PROBLEM DESCRIPTION
Answer these questions from the patient case, marking each answer (a), (b) or (c) to match its question.
(a) Which immunosuppressant was the patient taking to prevent graft rejection?
(b) What did FISH show at the MDS diagnosis?
(c) How many cycles of azacitidine and venetoclax did she receive?

The patient is a 54-year-old woman with a history of cardiac transplant in 1999 secondary to viral myocarditis. She was on tacrolimus immunosuppressant for prevention of graft rejection. In January 2013, she developed stage IIIA human papillomavirus-associated anal cancer (cT2, cN1c, cM0), but achieved complete remission following concurrent mitomycin/fluorouracil and radiation therapy. In October 2015, she was diagnosed with DLBCL (PTLD), 16 years after her cardiac transplant. Her tacrolimus immunosuppression was decreased, and she was monitored clinically. However, PET/CT in October 2016 showed progression of PTLD. Biopsy was consistent with GC-type DLBCL. She responded to two cycles of R-EPOCH (rituximab, etoposide, prednisone, Oncovin (vincristine), and cyclophosphamide) and three cycles of CHOP (cyclophosphamide, doxorubicin, vincristine, and prednisone). In May 2021, she was diagnosed with MDS with bone marrow biopsy showing hypercellular marrow with erythroid and megakaryocytic dysplasia. FISH showed deletion of 5q and 7q. Cytogenetics showed monosomy 7, 15 and 19 in addition to del (5). Her MDS also carried TP53 and SH2B3 mutations. She received five cycles of azacitidine and venetoclax with reduction of myeloblasts to about 1% from 3% at diagnosis. She proceeded with a fludarabine/busulfan/cyclophosphamide/TBI (200 cGy) reduced intensity conditioning regimen followed by a haploidentical stem cell transplant in November 2021, 22 years following her cardiac transplant.

Dataset excerpts

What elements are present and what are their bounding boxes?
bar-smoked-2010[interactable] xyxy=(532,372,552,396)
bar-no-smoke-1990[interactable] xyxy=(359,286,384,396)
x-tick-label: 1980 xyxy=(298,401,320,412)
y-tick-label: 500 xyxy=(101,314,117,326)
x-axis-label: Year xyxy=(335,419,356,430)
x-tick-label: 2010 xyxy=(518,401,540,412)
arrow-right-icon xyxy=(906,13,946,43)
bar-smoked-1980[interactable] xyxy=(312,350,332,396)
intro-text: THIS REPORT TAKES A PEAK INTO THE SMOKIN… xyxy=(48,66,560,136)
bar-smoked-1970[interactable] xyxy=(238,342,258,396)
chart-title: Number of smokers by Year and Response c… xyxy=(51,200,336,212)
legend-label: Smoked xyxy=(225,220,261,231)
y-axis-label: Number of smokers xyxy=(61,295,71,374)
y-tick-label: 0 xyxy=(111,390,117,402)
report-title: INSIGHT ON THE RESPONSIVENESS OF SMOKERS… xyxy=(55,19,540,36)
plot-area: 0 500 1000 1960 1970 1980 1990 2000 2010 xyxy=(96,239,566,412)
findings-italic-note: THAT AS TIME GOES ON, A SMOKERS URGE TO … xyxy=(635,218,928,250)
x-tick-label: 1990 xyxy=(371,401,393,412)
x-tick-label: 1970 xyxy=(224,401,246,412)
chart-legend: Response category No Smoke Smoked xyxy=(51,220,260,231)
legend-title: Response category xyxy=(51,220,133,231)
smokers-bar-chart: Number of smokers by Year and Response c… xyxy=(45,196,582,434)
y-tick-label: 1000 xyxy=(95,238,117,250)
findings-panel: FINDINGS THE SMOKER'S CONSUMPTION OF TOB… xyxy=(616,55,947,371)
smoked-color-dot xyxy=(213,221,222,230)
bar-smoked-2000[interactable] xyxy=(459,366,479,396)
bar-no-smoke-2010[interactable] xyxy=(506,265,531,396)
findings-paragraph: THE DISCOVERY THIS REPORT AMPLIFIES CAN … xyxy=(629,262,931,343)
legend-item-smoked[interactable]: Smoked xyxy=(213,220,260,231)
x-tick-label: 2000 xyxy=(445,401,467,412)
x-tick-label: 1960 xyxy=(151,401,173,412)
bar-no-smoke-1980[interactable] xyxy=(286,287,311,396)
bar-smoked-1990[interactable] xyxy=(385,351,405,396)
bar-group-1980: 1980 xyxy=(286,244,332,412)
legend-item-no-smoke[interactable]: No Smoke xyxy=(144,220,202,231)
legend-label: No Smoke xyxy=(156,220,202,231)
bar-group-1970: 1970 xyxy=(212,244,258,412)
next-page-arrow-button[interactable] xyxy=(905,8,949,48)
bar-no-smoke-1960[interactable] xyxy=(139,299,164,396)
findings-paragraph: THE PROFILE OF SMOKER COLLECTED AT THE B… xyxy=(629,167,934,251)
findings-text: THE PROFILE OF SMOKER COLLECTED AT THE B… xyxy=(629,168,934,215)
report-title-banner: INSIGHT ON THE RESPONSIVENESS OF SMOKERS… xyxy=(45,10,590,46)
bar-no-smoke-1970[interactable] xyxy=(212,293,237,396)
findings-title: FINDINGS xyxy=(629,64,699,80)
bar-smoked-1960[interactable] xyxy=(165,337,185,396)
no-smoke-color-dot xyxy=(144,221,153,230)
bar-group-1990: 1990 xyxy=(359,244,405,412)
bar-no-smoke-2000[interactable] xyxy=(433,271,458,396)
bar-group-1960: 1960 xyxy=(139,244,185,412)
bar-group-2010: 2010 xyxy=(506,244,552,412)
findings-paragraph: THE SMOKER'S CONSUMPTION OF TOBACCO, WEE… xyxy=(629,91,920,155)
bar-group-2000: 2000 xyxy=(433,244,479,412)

ANSWER BELOW
(a) Tacrolimus
(b) Deletion of 5q and 7q
(c) Five